* START RECORDS FOR THIS TASK *

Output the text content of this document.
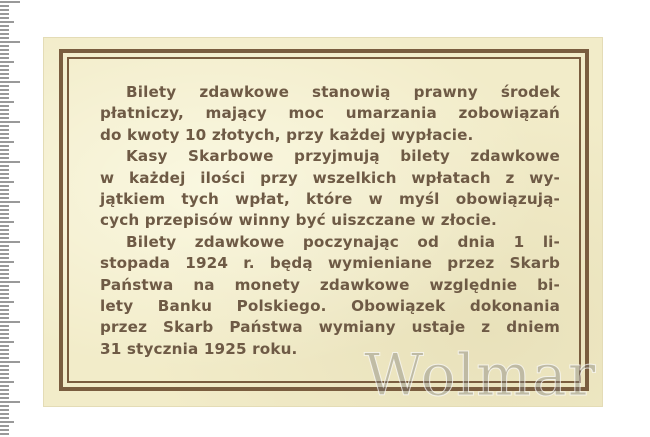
Bilety zdawkowe stanowią prawny środek
płatniczy, mający moc umarzania zobowiązań
do kwoty 10 złotych, przy każdej wypłacie.
Kasy Skarbowe przyjmują bilety zdawkowe
w każdej ilości przy wszelkich wpłatach z wy-
jątkiem tych wpłat, które w myśl obowiązują-
cych przepisów winny być uiszczane w złocie.
Bilety zdawkowe poczynając od dnia 1 li-
stopada 1924 r. będą wymieniane przez Skarb
Państwa na monety zdawkowe względnie bi-
lety Banku Polskiego. Obowiązek dokonania
przez Skarb Państwa wymiany ustaje z dniem
31 stycznia 1925 roku.	Wolmar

* END RECORDS FOR THIS TASK *

List each line of the entries that holds the string "przez".

stopada 1924 r. będą wymieniane przez Skarb
przez Skarb Państwa wymiany ustaje z dniem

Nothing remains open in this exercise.